• [Direction] Skip the pictures. Transcribe the rest of the data below without changing a word.

[Collected data entries]
⁂

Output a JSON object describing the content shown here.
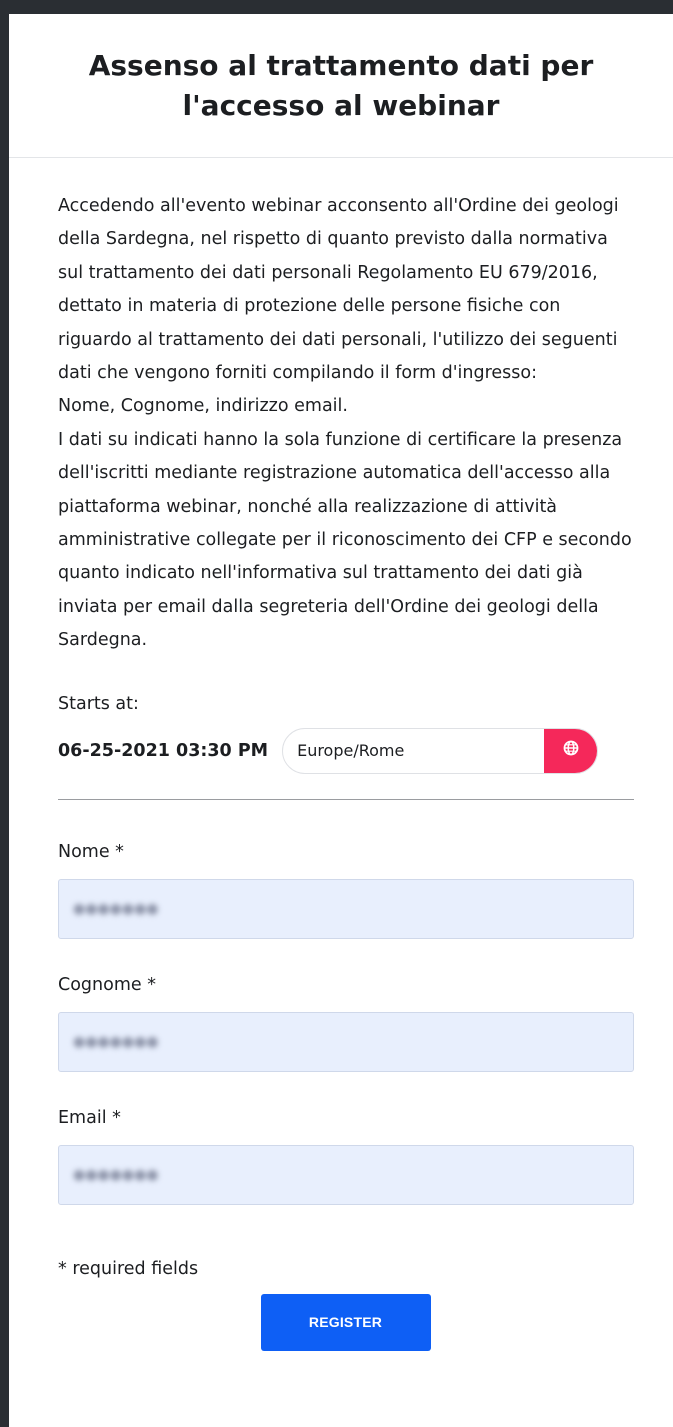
{
  "header": {
    "title": "Assenso al trattamento dati per l'accesso al webinar"
  },
  "consent": {
    "text": "Accedendo all'evento webinar acconsento all'Ordine dei geologi della Sardegna, nel rispetto di quanto previsto dalla normativa sul trattamento dei dati personali Regolamento EU 679/2016, dettato in materia di protezione delle persone fisiche con riguardo al trattamento dei dati personali, l'utilizzo dei seguenti dati che vengono forniti compilando il form d'ingresso:\nNome, Cognome, indirizzo email.\nI dati su indicati hanno la sola funzione di certificare la presenza dell'iscritti mediante registrazione automatica dell'accesso alla piattaforma webinar, nonché alla realizzazione di attività amministrative collegate per il riconoscimento dei CFP e secondo quanto indicato nell'informativa sul trattamento dei dati già inviata per email dalla segreteria dell'Ordine dei geologi della Sardegna."
  },
  "schedule": {
    "label": "Starts at:",
    "datetime": "06-25-2021 03:30 PM",
    "timezone": "Europe/Rome",
    "timezone_icon": "globe-icon",
    "accent_color": "#f5285a"
  },
  "form": {
    "fields": [
      {
        "label": "Nome *"
      },
      {
        "label": "Cognome *"
      },
      {
        "label": "Email *"
      }
    ],
    "required_note": "* required fields",
    "submit_label": "REGISTER",
    "submit_color": "#0e5ff5",
    "input_bg": "#e8effd"
  }
}
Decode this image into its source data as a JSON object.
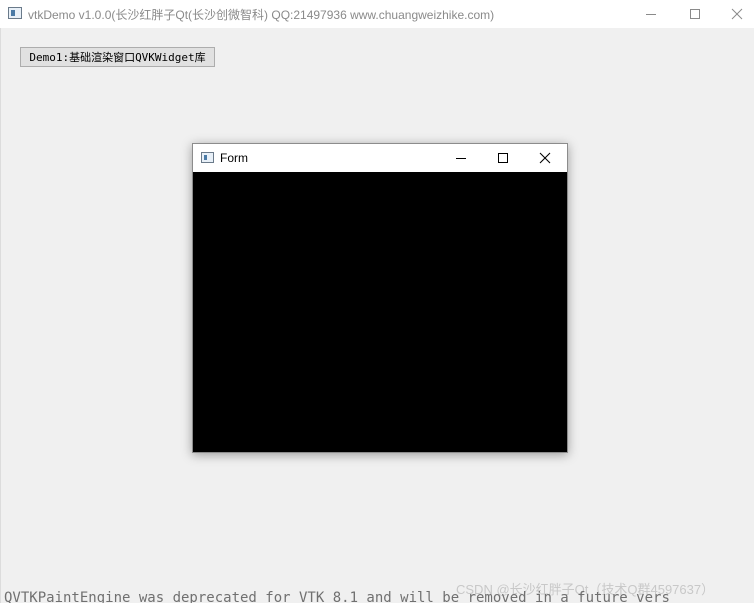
{
  "main_window": {
    "title": "vtkDemo v1.0.0(长沙红胖子Qt(长沙创微智科) QQ:21497936 www.chuangweizhike.com)",
    "icon": "app-window-icon",
    "controls": [
      "minimize-icon",
      "maximize-icon",
      "close-icon"
    ]
  },
  "toolbar": {
    "demo_button_label": "Demo1:基础渲染窗口QVKWidget库"
  },
  "form_window": {
    "title": "Form",
    "icon": "app-window-icon",
    "controls": [
      "minimize-icon",
      "maximize-icon",
      "close-icon"
    ],
    "render_background": "#000000"
  },
  "console": {
    "text": "QVTKPaintEngine was deprecated for VTK 8.1 and will be removed in a future vers"
  },
  "watermark": {
    "text": "CSDN @长沙红胖子Qt（技术Q群4597637）"
  }
}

⁂

• [Exercise response]
Output a JSON object describing the content shown here.
{
  "header": {
    "title": "Assenso al trattamento dati per l'accesso al webinar"
  },
  "consent": {
    "text": "Accedendo all'evento webinar acconsento all'Ordine dei geologi della Sardegna, nel rispetto di quanto previsto dalla normativa sul trattamento dei dati personali Regolamento EU 679/2016, dettato in materia di protezione delle persone fisiche con riguardo al trattamento dei dati personali, l'utilizzo dei seguenti dati che vengono forniti compilando il form d'ingresso:\nNome, Cognome, indirizzo email.\nI dati su indicati hanno la sola funzione di certificare la presenza dell'iscritti mediante registrazione automatica dell'accesso alla piattaforma webinar, nonché alla realizzazione di attività amministrative collegate per il riconoscimento dei CFP e secondo quanto indicato nell'informativa sul trattamento dei dati già inviata per email dalla segreteria dell'Ordine dei geologi della Sardegna."
  },
  "schedule": {
    "label": "Starts at:",
    "datetime": "06-25-2021 03:30 PM",
    "timezone": "Europe/Rome",
    "timezone_icon": "globe-icon",
    "accent_color": "#f5285a"
  },
  "form": {
    "fields": [
      {
        "label": "Nome *"
      },
      {
        "label": "Cognome *"
      },
      {
        "label": "Email *"
      }
    ],
    "required_note": "* required fields",
    "submit_label": "REGISTER",
    "submit_color": "#0e5ff5",
    "input_bg": "#e8effd"
  }
}
Decode this image into its source data as a JSON object.
{
  "main_window": {
    "title": "vtkDemo v1.0.0(长沙红胖子Qt(长沙创微智科) QQ:21497936 www.chuangweizhike.com)",
    "icon": "app-window-icon",
    "controls": [
      "minimize-icon",
      "maximize-icon",
      "close-icon"
    ]
  },
  "toolbar": {
    "demo_button_label": "Demo1:基础渲染窗口QVKWidget库"
  },
  "form_window": {
    "title": "Form",
    "icon": "app-window-icon",
    "controls": [
      "minimize-icon",
      "maximize-icon",
      "close-icon"
    ],
    "render_background": "#000000"
  },
  "console": {
    "text": "QVTKPaintEngine was deprecated for VTK 8.1 and will be removed in a future vers"
  },
  "watermark": {
    "text": "CSDN @长沙红胖子Qt（技术Q群4597637）"
  }
}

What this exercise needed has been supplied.